● WRITTEN TASK: Output the full material exactly as it appears here.

[DATA FOR PROCESSING start]

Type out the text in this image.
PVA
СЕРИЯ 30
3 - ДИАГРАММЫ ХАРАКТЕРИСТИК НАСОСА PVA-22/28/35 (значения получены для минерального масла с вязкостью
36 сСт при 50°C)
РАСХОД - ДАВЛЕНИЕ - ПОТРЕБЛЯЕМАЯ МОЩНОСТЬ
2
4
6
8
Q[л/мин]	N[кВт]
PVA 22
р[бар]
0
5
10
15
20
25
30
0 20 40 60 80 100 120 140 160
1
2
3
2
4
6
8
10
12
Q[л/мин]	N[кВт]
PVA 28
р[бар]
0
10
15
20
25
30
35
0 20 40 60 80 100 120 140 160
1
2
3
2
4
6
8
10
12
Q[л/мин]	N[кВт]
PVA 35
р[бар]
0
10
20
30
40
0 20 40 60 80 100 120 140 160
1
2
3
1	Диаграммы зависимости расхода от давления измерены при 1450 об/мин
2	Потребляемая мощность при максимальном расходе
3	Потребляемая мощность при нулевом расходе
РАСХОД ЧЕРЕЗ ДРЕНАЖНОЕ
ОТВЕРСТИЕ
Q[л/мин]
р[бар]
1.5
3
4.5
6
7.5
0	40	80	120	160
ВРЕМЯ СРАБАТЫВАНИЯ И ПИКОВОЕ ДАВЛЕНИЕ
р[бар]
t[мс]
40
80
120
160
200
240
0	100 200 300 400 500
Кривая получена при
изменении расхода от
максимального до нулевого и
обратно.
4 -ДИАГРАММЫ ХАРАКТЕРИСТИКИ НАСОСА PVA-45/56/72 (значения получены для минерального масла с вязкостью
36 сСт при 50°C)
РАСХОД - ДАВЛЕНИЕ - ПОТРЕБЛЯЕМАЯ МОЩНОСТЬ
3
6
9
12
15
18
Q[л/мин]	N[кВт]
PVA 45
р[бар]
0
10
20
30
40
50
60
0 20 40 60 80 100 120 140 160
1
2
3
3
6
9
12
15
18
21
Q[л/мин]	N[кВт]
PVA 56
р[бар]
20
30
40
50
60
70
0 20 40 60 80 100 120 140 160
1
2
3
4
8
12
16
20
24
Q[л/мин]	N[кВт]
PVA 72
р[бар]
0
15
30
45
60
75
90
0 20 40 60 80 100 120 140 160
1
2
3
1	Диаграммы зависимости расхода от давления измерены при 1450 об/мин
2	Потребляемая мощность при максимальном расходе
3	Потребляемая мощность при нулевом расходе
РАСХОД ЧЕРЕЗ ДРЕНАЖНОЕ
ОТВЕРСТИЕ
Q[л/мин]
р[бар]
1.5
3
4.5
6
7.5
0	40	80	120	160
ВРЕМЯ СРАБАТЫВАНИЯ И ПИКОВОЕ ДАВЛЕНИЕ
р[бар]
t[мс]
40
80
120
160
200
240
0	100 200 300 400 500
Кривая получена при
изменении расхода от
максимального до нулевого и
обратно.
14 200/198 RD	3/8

[DATA FOR PROCESSING end]

● CORRECT ANSWER:
Type out the text in this image.
PVA
СЕРИЯ 30
3 - ДИАГРАММЫ ХАРАКТЕРИСТИК НАСОСА PVA-22/28/35 (значения получены для минерального масла с вязкостью
36 сСт при 50°C)
РАСХОД - ДАВЛЕНИЕ - ПОТРЕБЛЯЕМАЯ МОЩНОСТЬ
2
4
6
8
Q[л/мин]	N[кВт]
PVA 22
р[бар]
0
5
10
15
20
25
30
0 20 40 60 80 100 120 140 160
1
2
3
2
4
6
8
10
12
Q[л/мин]	N[кВт]
PVA 28
р[бар]
0
10
15
20
25
30
35
0 20 40 60 80 100 120 140 160
1
2
3
2
4
6
8
10
12
Q[л/мин]	N[кВт]
PVA 35
р[бар]
0
10
20
30
40
0 20 40 60 80 100 120 140 160
1
2
3
1	Диаграммы зависимости расхода от давления измерены при 1450 об/мин
2	Потребляемая мощность при максимальном расходе
3	Потребляемая мощность при нулевом расходе
РАСХОД ЧЕРЕЗ ДРЕНАЖНОЕ
ОТВЕРСТИЕ
Q[л/мин]
р[бар]
1.5
3
4.5
6
7.5
0	40	80	120	160
ВРЕМЯ СРАБАТЫВАНИЯ И ПИКОВОЕ ДАВЛЕНИЕ
р[бар]
t[мс]
40
80
120
160
200
240
0	100 200 300 400 500
Кривая получена при
изменении расхода от
максимального до нулевого и
обратно.
4 -ДИАГРАММЫ ХАРАКТЕРИСТИКИ НАСОСА PVA-45/56/72 (значения получены для минерального масла с вязкостью
36 сСт при 50°C)
РАСХОД - ДАВЛЕНИЕ - ПОТРЕБЛЯЕМАЯ МОЩНОСТЬ
3
6
9
12
15
18
Q[л/мин]	N[кВт]
PVA 45
р[бар]
0
10
20
30
40
50
60
0 20 40 60 80 100 120 140 160
1
2
3
3
6
9
12
15
18
21
Q[л/мин]	N[кВт]
PVA 56
р[бар]
20
30
40
50
60
70
0 20 40 60 80 100 120 140 160
1
2
3
4
8
12
16
20
24
Q[л/мин]	N[кВт]
PVA 72
р[бар]
0
15
30
45
60
75
90
0 20 40 60 80 100 120 140 160
1
2
3
1	Диаграммы зависимости расхода от давления измерены при 1450 об/мин
2	Потребляемая мощность при максимальном расходе
3	Потребляемая мощность при нулевом расходе
РАСХОД ЧЕРЕЗ ДРЕНАЖНОЕ
ОТВЕРСТИЕ
Q[л/мин]
р[бар]
1.5
3
4.5
6
7.5
0	40	80	120	160
ВРЕМЯ СРАБАТЫВАНИЯ И ПИКОВОЕ ДАВЛЕНИЕ
р[бар]
t[мс]
40
80
120
160
200
240
0	100 200 300 400 500
Кривая получена при
изменении расхода от
максимального до нулевого и
обратно.
14 200/198 RD	3/8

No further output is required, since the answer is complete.